## TASK REQUIREMENTS:
Produce a word-for-word copy of the listing below without its pictures.

....

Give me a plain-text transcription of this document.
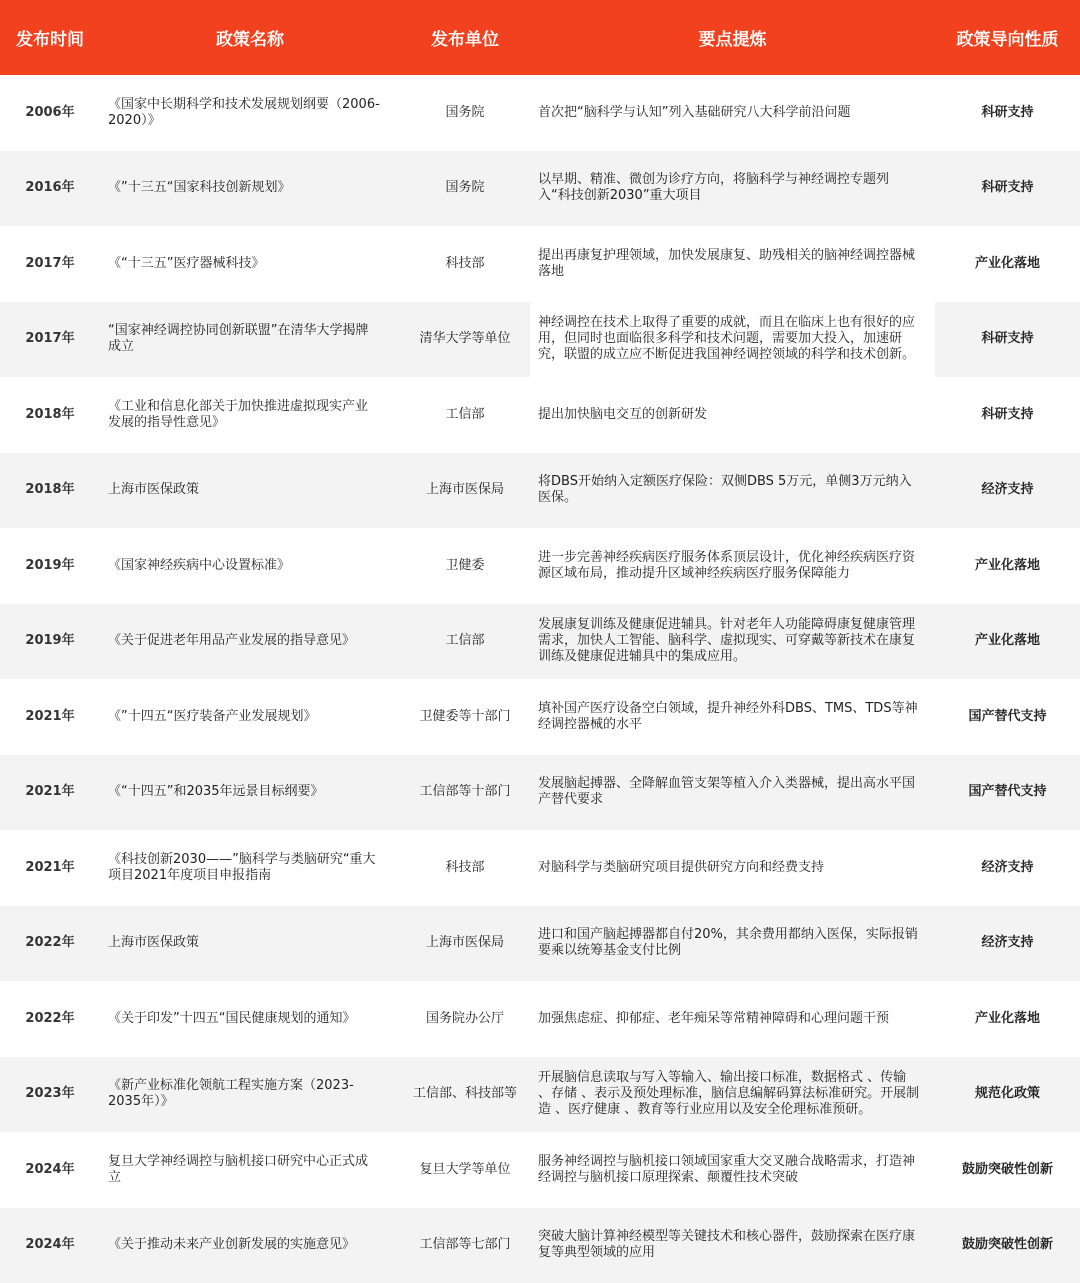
发布时间	政策名称	发布单位	要点提炼	政策导向性质
2006年	《国家中长期科学和技术发展规划纲要（2006-2020）》	国务院	首次把“脑科学与认知”列入基础研究八大科学前沿问题	科研支持
2016年	《”十三五“国家科技创新规划》	国务院	以早期、精准、微创为诊疗方向，将脑科学与神经调控专题列入“科技创新2030”重大项目	科研支持
2017年	《“十三五”医疗器械科技》	科技部	提出再康复护理领域，加快发展康复、助残相关的脑神经调控器械落地	产业化落地
2017年	“国家神经调控协同创新联盟”在清华大学揭牌成立	清华大学等单位	神经调控在技术上取得了重要的成就，而且在临床上也有很好的应用，但同时也面临很多科学和技术问题，需要加大投入，加速研究，联盟的成立应不断促进我国神经调控领域的科学和技术创新。	科研支持
2018年	《工业和信息化部关于加快推进虚拟现实产业发展的指导性意见》	工信部	提出加快脑电交互的创新研发	科研支持
2018年	上海市医保政策	上海市医保局	将DBS开始纳入定额医疗保险：双侧DBS 5万元，单侧3万元纳入医保。	经济支持
2019年	《国家神经疾病中心设置标准》	卫健委	进一步完善神经疾病医疗服务体系顶层设计，优化神经疾病医疗资源区域布局，推动提升区域神经疾病医疗服务保障能力	产业化落地
2019年	《关于促进老年用品产业发展的指导意见》	工信部	发展康复训练及健康促进辅具。针对老年人功能障碍康复健康管理需求，加快人工智能、脑科学、虚拟现实、可穿戴等新技术在康复训练及健康促进辅具中的集成应用。	产业化落地
2021年	《”十四五“医疗装备产业发展规划》	卫健委等十部门	填补国产医疗设备空白领域，提升神经外科DBS、TMS、TDS等神经调控器械的水平	国产替代支持
2021年	《“十四五”和2035年远景目标纲要》	工信部等十部门	发展脑起搏器、全降解血管支架等植入介入类器械，提出高水平国产替代要求	国产替代支持
2021年	《科技创新2030——”脑科学与类脑研究“重大项目2021年度项目申报指南	科技部	对脑科学与类脑研究项目提供研究方向和经费支持	经济支持
2022年	上海市医保政策	上海市医保局	进口和国产脑起搏器都自付20%，其余费用都纳入医保，实际报销要乘以统筹基金支付比例	经济支持
2022年	《关于印发”十四五“国民健康规划的通知》	国务院办公厅	加强焦虑症、抑郁症、老年痴呆等常精神障碍和心理问题干预	产业化落地
2023年	《新产业标准化领航工程实施方案（2023-2035年）》	工信部、科技部等	开展脑信息读取与写入等输入、输出接口标准，数据格式 、传输 、存储 、表示及预处理标准，脑信息编解码算法标准研究。开展制造 、医疗健康 、教育等行业应用以及安全伦理标准预研。	规范化政策
2024年	复旦大学神经调控与脑机接口研究中心正式成立	复旦大学等单位	服务神经调控与脑机接口领域国家重大交叉融合战略需求，打造神经调控与脑机接口原理探索、颠覆性技术突破	鼓励突破性创新
2024年	《关于推动未来产业创新发展的实施意见》	工信部等七部门	突破大脑计算神经模型等关键技术和核心器件，鼓励探索在医疗康复等典型领域的应用	鼓励突破性创新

....

## WRITTEN RESPONSE:
Give me a plain-text transcription of this document.
发布时间	政策名称	发布单位	要点提炼	政策导向性质
2006年	《国家中长期科学和技术发展规划纲要（2006-2020）》	国务院	首次把“脑科学与认知”列入基础研究八大科学前沿问题	科研支持
2016年	《”十三五“国家科技创新规划》	国务院	以早期、精准、微创为诊疗方向，将脑科学与神经调控专题列入“科技创新2030”重大项目	科研支持
2017年	《“十三五”医疗器械科技》	科技部	提出再康复护理领域，加快发展康复、助残相关的脑神经调控器械落地	产业化落地
2017年	“国家神经调控协同创新联盟”在清华大学揭牌成立	清华大学等单位	神经调控在技术上取得了重要的成就，而且在临床上也有很好的应用，但同时也面临很多科学和技术问题，需要加大投入，加速研究，联盟的成立应不断促进我国神经调控领域的科学和技术创新。	科研支持
2018年	《工业和信息化部关于加快推进虚拟现实产业发展的指导性意见》	工信部	提出加快脑电交互的创新研发	科研支持
2018年	上海市医保政策	上海市医保局	将DBS开始纳入定额医疗保险：双侧DBS 5万元，单侧3万元纳入医保。	经济支持
2019年	《国家神经疾病中心设置标准》	卫健委	进一步完善神经疾病医疗服务体系顶层设计，优化神经疾病医疗资源区域布局，推动提升区域神经疾病医疗服务保障能力	产业化落地
2019年	《关于促进老年用品产业发展的指导意见》	工信部	发展康复训练及健康促进辅具。针对老年人功能障碍康复健康管理需求，加快人工智能、脑科学、虚拟现实、可穿戴等新技术在康复训练及健康促进辅具中的集成应用。	产业化落地
2021年	《”十四五“医疗装备产业发展规划》	卫健委等十部门	填补国产医疗设备空白领域，提升神经外科DBS、TMS、TDS等神经调控器械的水平	国产替代支持
2021年	《“十四五”和2035年远景目标纲要》	工信部等十部门	发展脑起搏器、全降解血管支架等植入介入类器械，提出高水平国产替代要求	国产替代支持
2021年	《科技创新2030——”脑科学与类脑研究“重大项目2021年度项目申报指南	科技部	对脑科学与类脑研究项目提供研究方向和经费支持	经济支持
2022年	上海市医保政策	上海市医保局	进口和国产脑起搏器都自付20%，其余费用都纳入医保，实际报销要乘以统筹基金支付比例	经济支持
2022年	《关于印发”十四五“国民健康规划的通知》	国务院办公厅	加强焦虑症、抑郁症、老年痴呆等常精神障碍和心理问题干预	产业化落地
2023年	《新产业标准化领航工程实施方案（2023-2035年）》	工信部、科技部等	开展脑信息读取与写入等输入、输出接口标准，数据格式 、传输 、存储 、表示及预处理标准，脑信息编解码算法标准研究。开展制造 、医疗健康 、教育等行业应用以及安全伦理标准预研。	规范化政策
2024年	复旦大学神经调控与脑机接口研究中心正式成立	复旦大学等单位	服务神经调控与脑机接口领域国家重大交叉融合战略需求，打造神经调控与脑机接口原理探索、颠覆性技术突破	鼓励突破性创新
2024年	《关于推动未来产业创新发展的实施意见》	工信部等七部门	突破大脑计算神经模型等关键技术和核心器件，鼓励探索在医疗康复等典型领域的应用	鼓励突破性创新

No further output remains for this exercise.